**Data to use:**
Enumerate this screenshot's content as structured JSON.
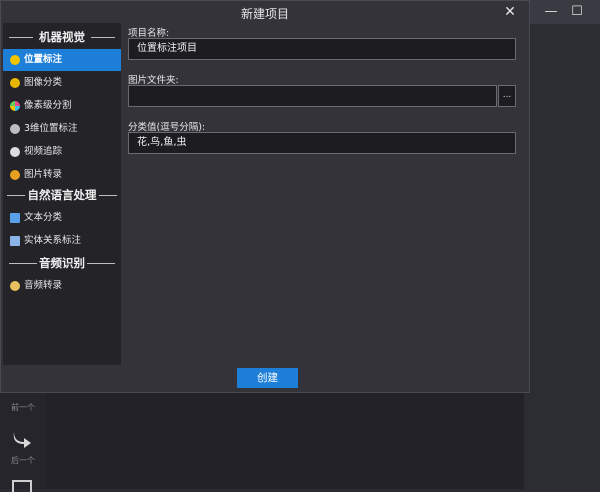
{
  "dialog": {
    "title": "新建项目",
    "close_glyph": "✕",
    "create_label": "创建"
  },
  "sidebar": {
    "sections": [
      {
        "title": "机器视觉",
        "items": [
          {
            "label": "位置标注",
            "icon": "location-tag-icon",
            "color": "#f5c400",
            "active": true
          },
          {
            "label": "图像分类",
            "icon": "image-classify-icon",
            "color": "#e8b800",
            "active": false
          },
          {
            "label": "像素级分割",
            "icon": "pixel-segment-icon",
            "color": "#e84a8a",
            "active": false
          },
          {
            "label": "3维位置标注",
            "icon": "3d-tag-icon",
            "color": "#bdbdbd",
            "active": false
          },
          {
            "label": "视频追踪",
            "icon": "video-track-icon",
            "color": "#dcdcdc",
            "active": false
          },
          {
            "label": "图片转录",
            "icon": "image-transcribe-icon",
            "color": "#e8a020",
            "active": false
          }
        ]
      },
      {
        "title": "自然语言处理",
        "items": [
          {
            "label": "文本分类",
            "icon": "text-classify-icon",
            "color": "#5aa0e8",
            "active": false
          },
          {
            "label": "实体关系标注",
            "icon": "entity-relation-icon",
            "color": "#8ab4e8",
            "active": false
          }
        ]
      },
      {
        "title": "音频识别",
        "items": [
          {
            "label": "音频转录",
            "icon": "audio-transcribe-icon",
            "color": "#e8c060",
            "active": false
          }
        ]
      }
    ]
  },
  "form": {
    "project_name_label": "项目名称:",
    "project_name_value": "位置标注项目",
    "folder_label": "图片文件夹:",
    "folder_value": "",
    "browse_label": "...",
    "classes_label": "分类值(逗号分隔):",
    "classes_value": "花,鸟,鱼,虫"
  },
  "background": {
    "prev_label": "前一个",
    "next_label": "后一个",
    "minimize_glyph": "—",
    "maximize_glyph": "☐"
  }
}
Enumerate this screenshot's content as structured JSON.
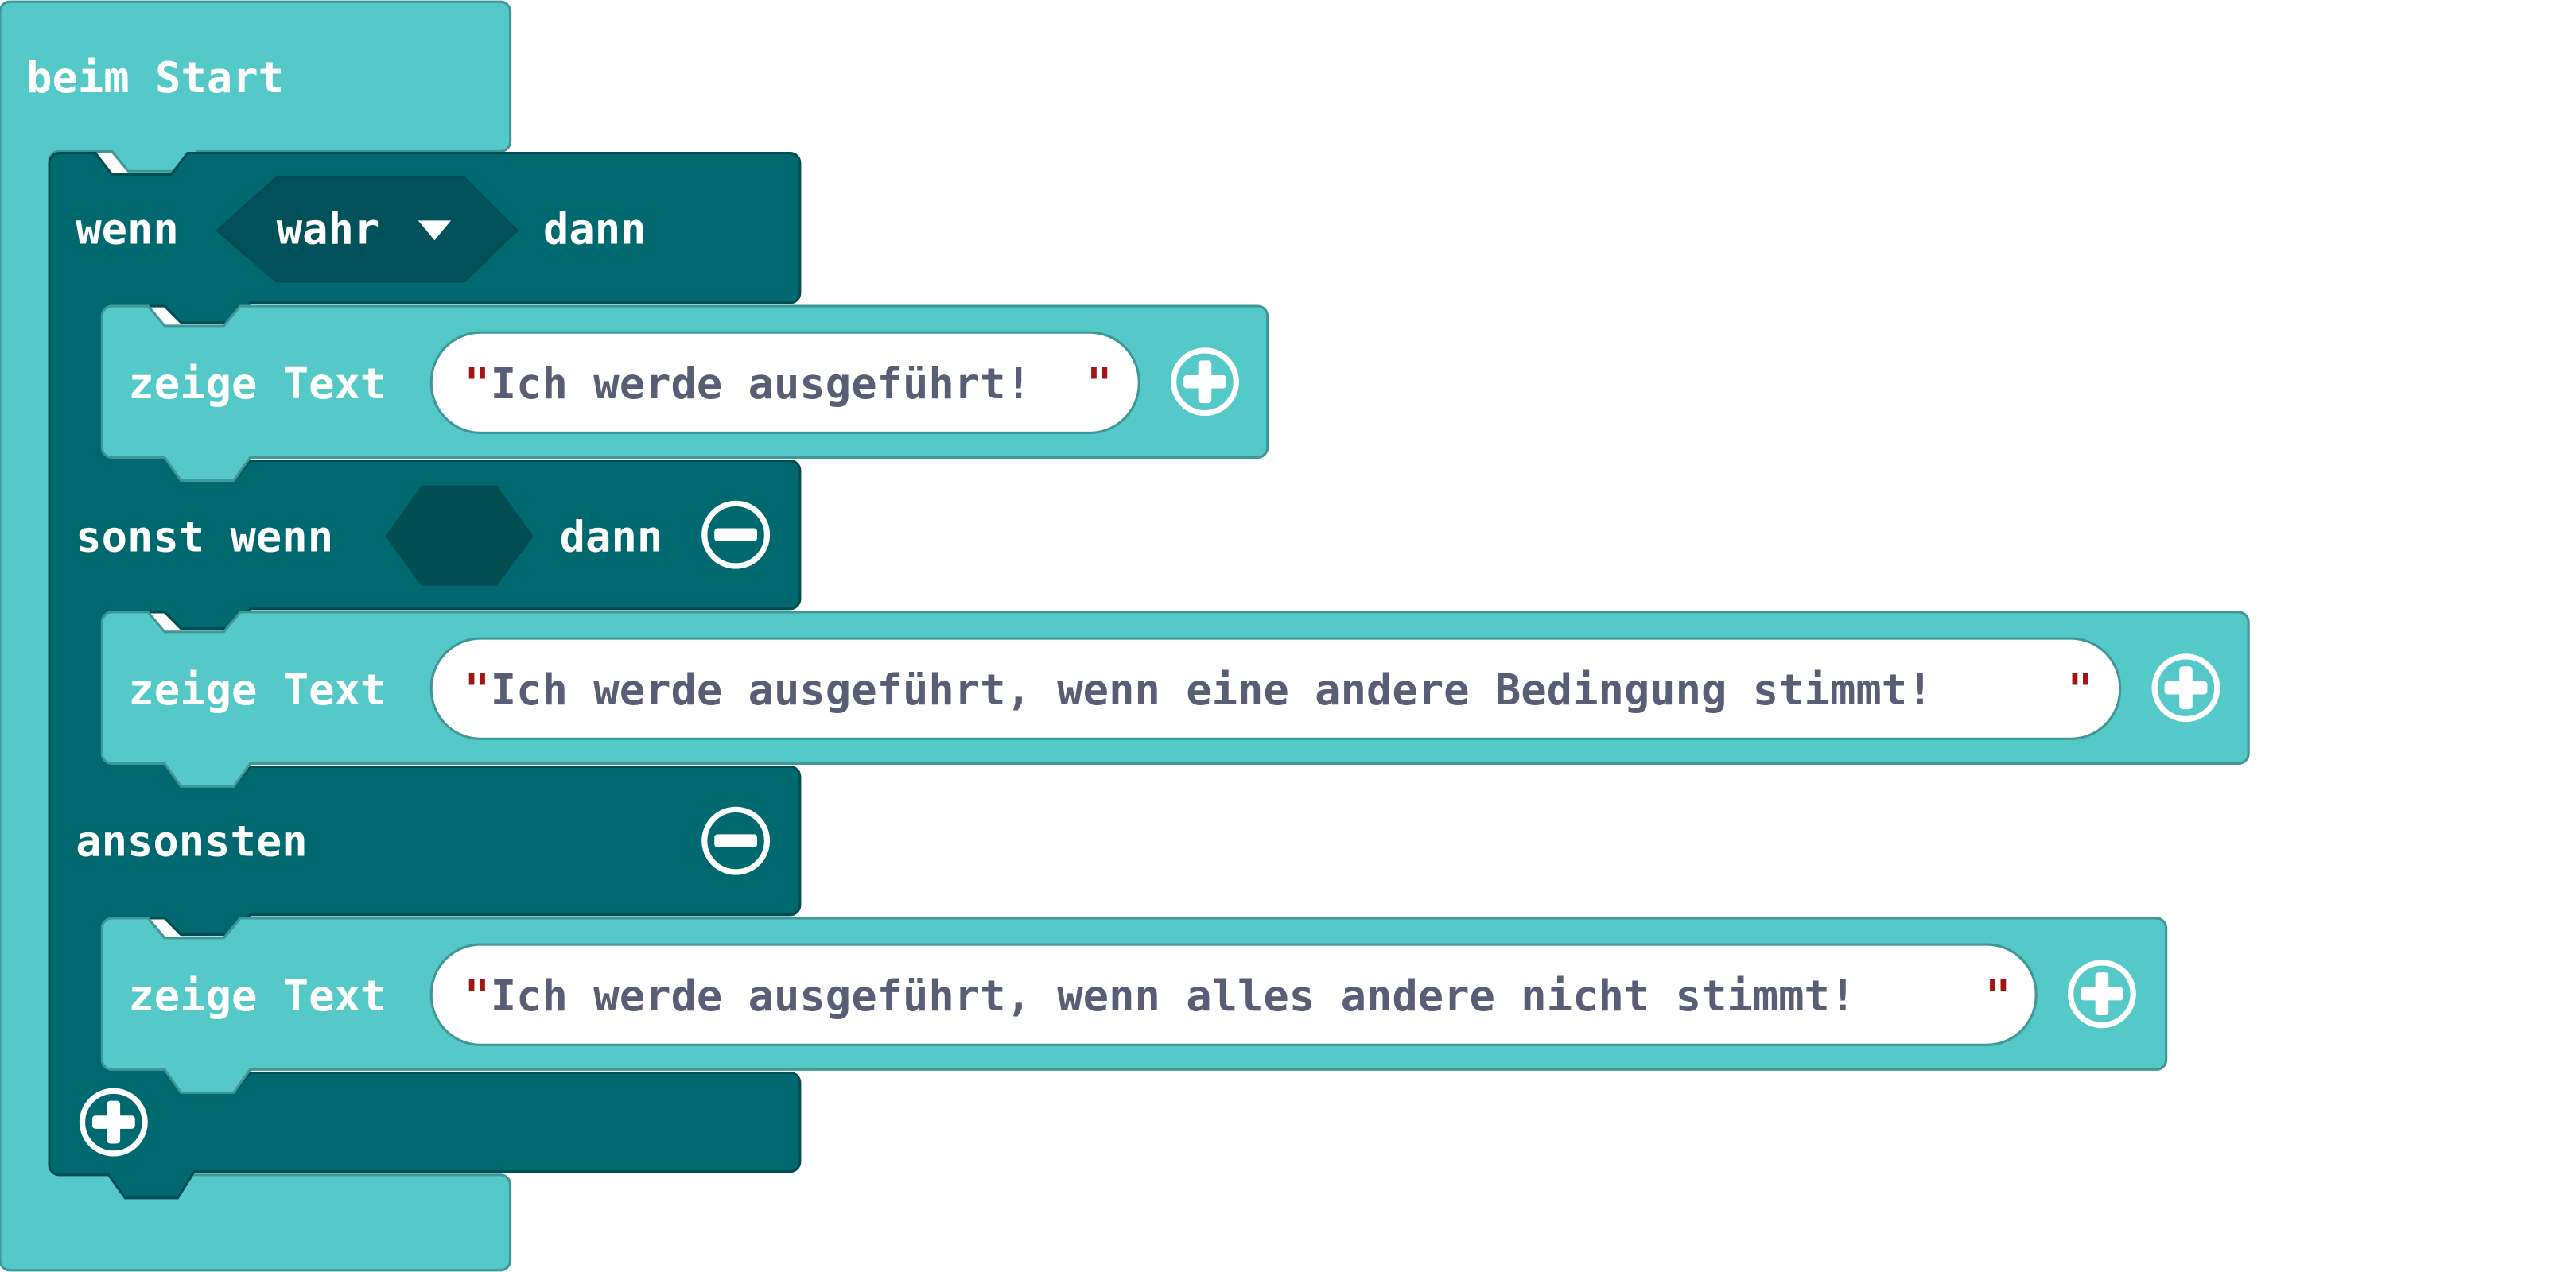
{
  "colors": {
    "event_block": "#55c8c8",
    "event_border": "#3f9797",
    "logic_block": "#006970",
    "logic_border": "#004d52",
    "logic_slot": "#005159",
    "string_field_bg": "#ffffff",
    "string_text": "#575e75",
    "quote_mark": "#a31515",
    "label_text": "#ffffff"
  },
  "event_block": {
    "label": "beim Start"
  },
  "if_block": {
    "if_label": "wenn",
    "condition_value": "wahr",
    "condition_dropdown_icon": "triangle-down-icon",
    "then_label": "dann",
    "elseif_label": "sonst wenn",
    "elseif_then_label": "dann",
    "else_label": "ansonsten",
    "remove_icon": "minus-circle-icon",
    "add_icon": "plus-circle-icon"
  },
  "show_text_blocks": [
    {
      "label": "zeige Text",
      "value": "Ich werde ausgeführt!",
      "quote_open": "\"",
      "quote_close": "\""
    },
    {
      "label": "zeige Text",
      "value": "Ich werde ausgeführt, wenn eine andere Bedingung stimmt!",
      "quote_open": "\"",
      "quote_close": "\""
    },
    {
      "label": "zeige Text",
      "value": "Ich werde ausgeführt, wenn alles andere nicht stimmt!",
      "quote_open": "\"",
      "quote_close": "\""
    }
  ]
}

**Task prompt:**
Go through the records and copy each line with "classify" in it.

**In response:**
            "icon": "image-classify-icon",
            "icon": "text-classify-icon",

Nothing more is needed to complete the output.